Aim of the exercise: Copy every one of the rows below exactly as they appear, but leave out the pictures.

Provided data:

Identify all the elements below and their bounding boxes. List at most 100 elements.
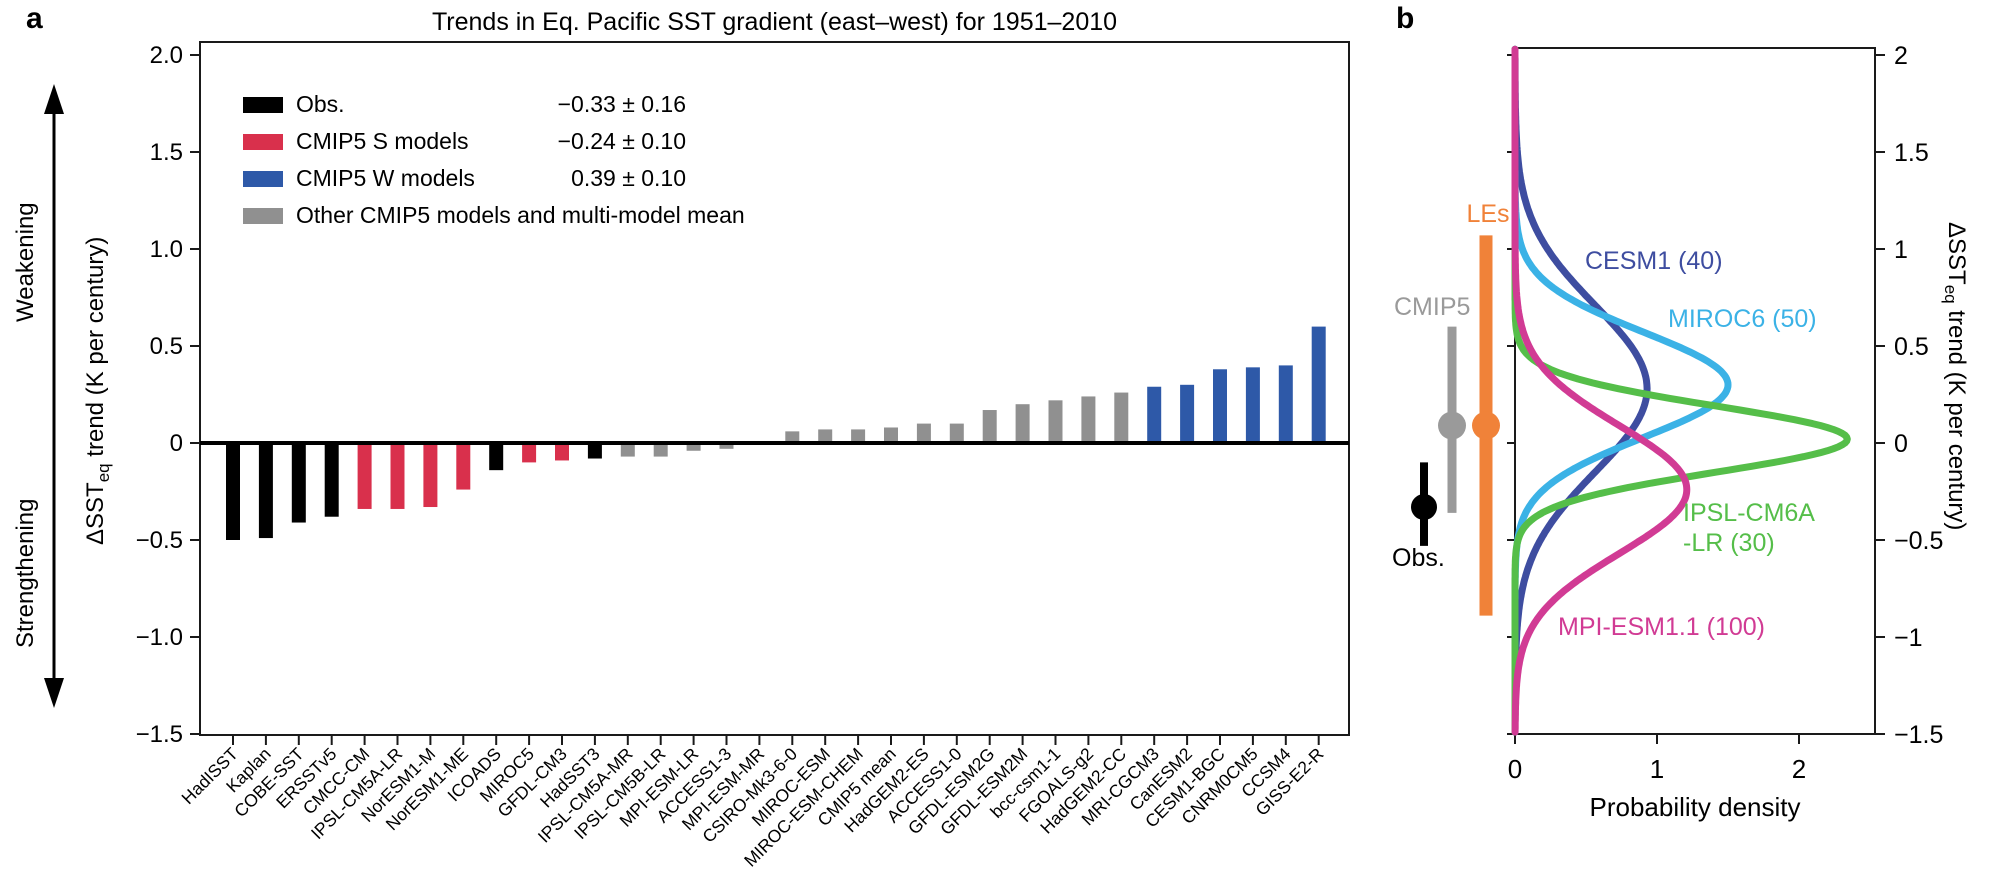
panel-b-ytick-label: 0 [1894, 430, 1908, 458]
panel-a-ytick-label: 1.0 [150, 236, 183, 263]
curve-label-mpi-esm: MPI-ESM1.1 (100) [1558, 613, 1766, 641]
panel-b-yticks: 2 1.5 1 0.5 0 −0.5 −1 −1.5 [1507, 42, 1943, 749]
strengthening-label: Strengthening [12, 498, 39, 648]
legend-label-s-models: CMIP5 S models [296, 128, 469, 154]
bar-giss-e2-r [1311, 326, 1326, 443]
legend-row-other: Other CMIP5 models and multi-model mean [243, 197, 885, 234]
panel-b-xticks: 0 1 2 [1508, 734, 1806, 784]
weakening-strengthening-arrow [44, 84, 64, 708]
legend-swatch-obs [243, 96, 283, 113]
bar-hadisst [226, 443, 240, 540]
arrow-head-down [44, 678, 64, 708]
panel-b-ytick-label: −1 [1894, 624, 1923, 652]
bar-access1-0 [949, 423, 964, 443]
panel-a-letter: a [26, 2, 43, 35]
panel-a-ytick-label: −1.0 [136, 624, 183, 651]
legend-value-s-models: −0.24 ± 0.10 [557, 128, 686, 154]
panel-b-xtick-label: 1 [1650, 754, 1664, 784]
bar-miroc-esm-chem [851, 429, 866, 443]
panel-a-ytick-label: 1.5 [150, 139, 183, 166]
bar-cnrm0cm5 [1245, 367, 1260, 443]
cmip5-marker-label: CMIP5 [1394, 293, 1471, 321]
bar-gfdl-esm2g [982, 410, 997, 443]
legend-swatch-other [243, 207, 283, 224]
panel-a-title: Trends in Eq. Pacific SST gradient (east… [431, 8, 1118, 36]
bar-hadgem2-cc [1114, 392, 1129, 443]
legend-value-w-models: 0.39 ± 0.10 [571, 165, 686, 191]
bar-noresm1-me [456, 443, 471, 490]
obs-marker-label: Obs. [1392, 544, 1445, 572]
legend-swatch-s-models [243, 133, 283, 150]
bar-canesm2 [1180, 384, 1195, 443]
curve-label-ipsl-line2: -LR (30) [1683, 529, 1775, 557]
bar-cmip5-mean [884, 427, 898, 443]
bar-cmcc-cm [357, 443, 372, 509]
panel-a-ylabel: ΔSSTeq trend (K per century) [82, 237, 114, 545]
legend-row-obs: Obs. −0.33 ± 0.16 [243, 86, 885, 123]
curve-label-miroc6: MIROC6 (50) [1668, 305, 1817, 333]
bar-cobe-sst [291, 443, 306, 523]
panel-b-ytick-label: 0.5 [1894, 333, 1929, 361]
bar-hadsst3 [587, 443, 602, 459]
panel-b-xtick-label: 2 [1792, 754, 1806, 784]
panel-a-plot: 2.0 1.5 1.0 0.5 0 −0.5 −1.0 −1.5HadISSTKaplanCO… [136, 41, 1350, 871]
curve-label-cesm1: CESM1 (40) [1585, 247, 1723, 275]
bar-ipsl-cm5a-mr [620, 443, 635, 457]
density-curve-mpi-esm1-1-100 [1511, 45, 1691, 736]
bar-gfdl-cm3 [555, 443, 569, 461]
panel-a-ytick-label: −0.5 [136, 527, 183, 554]
bar-bcc-csm1-1 [1048, 400, 1063, 443]
panel-b-letter: b [1396, 2, 1415, 35]
panel-b-ylabel: ΔSSTeq trend (K per century) [1940, 222, 1970, 530]
bar-mpi-esm-lr [686, 443, 701, 451]
panel-b-plot: 2 1.5 1 0.5 0 −0.5 −1 −1.5 0 1 2 [1411, 42, 1943, 784]
bar-mri-cgcm3 [1147, 386, 1162, 443]
curve-label-ipsl-cm6a-lr: IPSL-CM6A -LR (30) [1683, 498, 1815, 558]
bar-icoads [489, 443, 504, 471]
density-curves [1511, 45, 1851, 736]
panel-a-ylabel-sub: eq [93, 463, 113, 483]
bar-gfdl-esm2m [1015, 404, 1030, 443]
bar-kaplan [258, 443, 273, 539]
panel-a-legend: Obs. −0.33 ± 0.16 CMIP5 S models −0.24 ±… [243, 86, 885, 234]
bar-ipsl-cm5b-lr [653, 443, 668, 457]
marker-dot-les [1472, 411, 1500, 440]
panel-a-ytick-label: −1.5 [136, 721, 183, 748]
panel-a-frame [199, 41, 1350, 736]
panel-a-xticks: HadISSTKaplanCOBE-SSTERSSTv5CMCC-CMIPSL-… [177, 735, 1328, 871]
curve-label-ipsl-line1: IPSL-CM6A [1683, 499, 1815, 527]
bar-fgoals-g2 [1081, 396, 1096, 443]
panel-b-ylabel-suffix: trend (K per century) [1942, 303, 1970, 531]
bar-ersstv5 [324, 443, 339, 517]
panel-b-ytick-label: 1.5 [1894, 139, 1929, 167]
bar-ipsl-cm5a-lr [390, 443, 405, 509]
bar-miroc-esm [818, 429, 833, 443]
panel-a-bars [226, 326, 1326, 540]
legend-row-s-models: CMIP5 S models −0.24 ± 0.10 [243, 123, 885, 160]
bar-access1-3 [719, 443, 734, 449]
panel-a-ytick-label: 2.0 [150, 42, 183, 69]
legend-value-obs: −0.33 ± 0.16 [557, 91, 686, 117]
panel-a-ylabel-prefix: ΔSST [82, 482, 109, 545]
panel-b-ytick-label: 2 [1894, 42, 1908, 70]
panel-b-ytick-label: −0.5 [1894, 527, 1943, 555]
panel-b-xtick-label: 0 [1508, 754, 1522, 784]
legend-row-w-models: CMIP5 W models 0.39 ± 0.10 [243, 160, 885, 197]
weakening-label: Weakening [12, 202, 39, 322]
legend-label-w-models: CMIP5 W models [296, 165, 475, 191]
panel-b-xlabel: Probability density [1589, 792, 1801, 822]
panel-a-yticks: 2.0 1.5 1.0 0.5 0 −0.5 −1.0 −1.5 [136, 42, 200, 748]
les-marker-label: LEs [1466, 200, 1510, 228]
panel-b-ylabel-prefix: ΔSST [1942, 222, 1970, 285]
arrow-head-up [44, 84, 64, 114]
panel-a-ylabel-suffix: trend (K per century) [82, 236, 109, 464]
panel-b-frame [1514, 47, 1876, 735]
bar-csiro-mk3-6-0 [785, 431, 800, 443]
marker-dot-cmip5 [1438, 411, 1466, 440]
bar-ccsm4 [1278, 365, 1293, 443]
legend-label-obs: Obs. [296, 91, 345, 117]
panel-b-ytick-label: 1 [1894, 236, 1908, 264]
legend-swatch-w-models [243, 170, 283, 187]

Answer to this exercise:
Identify all the elements below and their bounding boxes. List at most 100 elements.
panel-b-ytick-label: 0 [1894, 430, 1908, 458]
panel-a-ytick-label: 1.0 [150, 236, 183, 263]
curve-label-mpi-esm: MPI-ESM1.1 (100) [1558, 613, 1766, 641]
panel-b-yticks: 2 1.5 1 0.5 0 −0.5 −1 −1.5 [1507, 42, 1943, 749]
strengthening-label: Strengthening [12, 498, 39, 648]
legend-label-s-models: CMIP5 S models [296, 128, 469, 154]
bar-giss-e2-r [1311, 326, 1326, 443]
legend-row-other: Other CMIP5 models and multi-model mean [243, 197, 885, 234]
panel-b-xticks: 0 1 2 [1508, 734, 1806, 784]
weakening-strengthening-arrow [44, 84, 64, 708]
legend-swatch-obs [243, 96, 283, 113]
bar-hadisst [226, 443, 240, 540]
arrow-head-down [44, 678, 64, 708]
panel-b-ytick-label: −1 [1894, 624, 1923, 652]
bar-access1-0 [949, 423, 964, 443]
panel-a-letter: a [26, 2, 43, 35]
panel-a-ytick-label: −1.0 [136, 624, 183, 651]
legend-value-s-models: −0.24 ± 0.10 [557, 128, 686, 154]
panel-b-xtick-label: 1 [1650, 754, 1664, 784]
bar-miroc-esm-chem [851, 429, 866, 443]
panel-a-ytick-label: 1.5 [150, 139, 183, 166]
bar-cnrm0cm5 [1245, 367, 1260, 443]
cmip5-marker-label: CMIP5 [1394, 293, 1471, 321]
bar-gfdl-esm2g [982, 410, 997, 443]
legend-swatch-other [243, 207, 283, 224]
panel-a-title: Trends in Eq. Pacific SST gradient (east… [431, 8, 1118, 36]
bar-hadgem2-cc [1114, 392, 1129, 443]
legend-value-w-models: 0.39 ± 0.10 [571, 165, 686, 191]
bar-noresm1-me [456, 443, 471, 490]
obs-marker-label: Obs. [1392, 544, 1445, 572]
legend-swatch-s-models [243, 133, 283, 150]
bar-canesm2 [1180, 384, 1195, 443]
curve-label-ipsl-line2: -LR (30) [1683, 529, 1775, 557]
bar-cmip5-mean [884, 427, 898, 443]
bar-cmcc-cm [357, 443, 372, 509]
panel-a-ylabel: ΔSSTeq trend (K per century) [82, 237, 114, 545]
legend-row-obs: Obs. −0.33 ± 0.16 [243, 86, 885, 123]
curve-label-miroc6: MIROC6 (50) [1668, 305, 1817, 333]
bar-cobe-sst [291, 443, 306, 523]
panel-b-ytick-label: 0.5 [1894, 333, 1929, 361]
bar-hadsst3 [587, 443, 602, 459]
panel-b-xtick-label: 2 [1792, 754, 1806, 784]
panel-a-plot: 2.0 1.5 1.0 0.5 0 −0.5 −1.0 −1.5HadISSTKaplanCO… [136, 41, 1350, 871]
curve-label-cesm1: CESM1 (40) [1585, 247, 1723, 275]
bar-ipsl-cm5a-mr [620, 443, 635, 457]
density-curve-mpi-esm1-1-100 [1511, 45, 1691, 736]
bar-gfdl-cm3 [555, 443, 569, 461]
panel-a-ytick-label: −0.5 [136, 527, 183, 554]
bar-bcc-csm1-1 [1048, 400, 1063, 443]
panel-b-letter: b [1396, 2, 1415, 35]
panel-b-ylabel: ΔSSTeq trend (K per century) [1940, 222, 1970, 530]
bar-mpi-esm-lr [686, 443, 701, 451]
panel-b-plot: 2 1.5 1 0.5 0 −0.5 −1 −1.5 0 1 2 [1411, 42, 1943, 784]
bar-mri-cgcm3 [1147, 386, 1162, 443]
curve-label-ipsl-cm6a-lr: IPSL-CM6A -LR (30) [1683, 498, 1815, 558]
bar-icoads [489, 443, 504, 471]
density-curves [1511, 45, 1851, 736]
panel-a-ylabel-sub: eq [93, 463, 113, 483]
bar-gfdl-esm2m [1015, 404, 1030, 443]
bar-kaplan [258, 443, 273, 539]
panel-a-legend: Obs. −0.33 ± 0.16 CMIP5 S models −0.24 ±… [243, 86, 885, 234]
bar-ipsl-cm5b-lr [653, 443, 668, 457]
marker-dot-les [1472, 411, 1500, 440]
panel-a-ytick-label: −1.5 [136, 721, 183, 748]
panel-a-frame [199, 41, 1350, 736]
panel-a-xticks: HadISSTKaplanCOBE-SSTERSSTv5CMCC-CMIPSL-… [177, 735, 1328, 871]
curve-label-ipsl-line1: IPSL-CM6A [1683, 499, 1815, 527]
bar-fgoals-g2 [1081, 396, 1096, 443]
panel-b-ylabel-suffix: trend (K per century) [1942, 303, 1970, 531]
bar-ersstv5 [324, 443, 339, 517]
panel-b-ytick-label: 1.5 [1894, 139, 1929, 167]
bar-ipsl-cm5a-lr [390, 443, 405, 509]
bar-miroc-esm [818, 429, 833, 443]
panel-a-bars [226, 326, 1326, 540]
legend-row-s-models: CMIP5 S models −0.24 ± 0.10 [243, 123, 885, 160]
bar-access1-3 [719, 443, 734, 449]
panel-a-ytick-label: 2.0 [150, 42, 183, 69]
legend-value-obs: −0.33 ± 0.16 [557, 91, 686, 117]
panel-a-ylabel-prefix: ΔSST [82, 482, 109, 545]
panel-b-ytick-label: 2 [1894, 42, 1908, 70]
panel-b-ytick-label: −0.5 [1894, 527, 1943, 555]
panel-b-xtick-label: 0 [1508, 754, 1522, 784]
legend-row-w-models: CMIP5 W models 0.39 ± 0.10 [243, 160, 885, 197]
weakening-label: Weakening [12, 202, 39, 322]
legend-label-w-models: CMIP5 W models [296, 165, 475, 191]
panel-b-xlabel: Probability density [1589, 792, 1801, 822]
panel-a-yticks: 2.0 1.5 1.0 0.5 0 −0.5 −1.0 −1.5 [136, 42, 200, 748]
les-marker-label: LEs [1466, 200, 1510, 228]
panel-b-ylabel-prefix: ΔSST [1942, 222, 1970, 285]
arrow-head-up [44, 84, 64, 114]
panel-a-ylabel-suffix: trend (K per century) [82, 236, 109, 464]
panel-b-frame [1514, 47, 1876, 735]
bar-csiro-mk3-6-0 [785, 431, 800, 443]
marker-dot-cmip5 [1438, 411, 1466, 440]
bar-ccsm4 [1278, 365, 1293, 443]
legend-label-obs: Obs. [296, 91, 345, 117]
panel-b-ytick-label: 1 [1894, 236, 1908, 264]
legend-swatch-w-models [243, 170, 283, 187]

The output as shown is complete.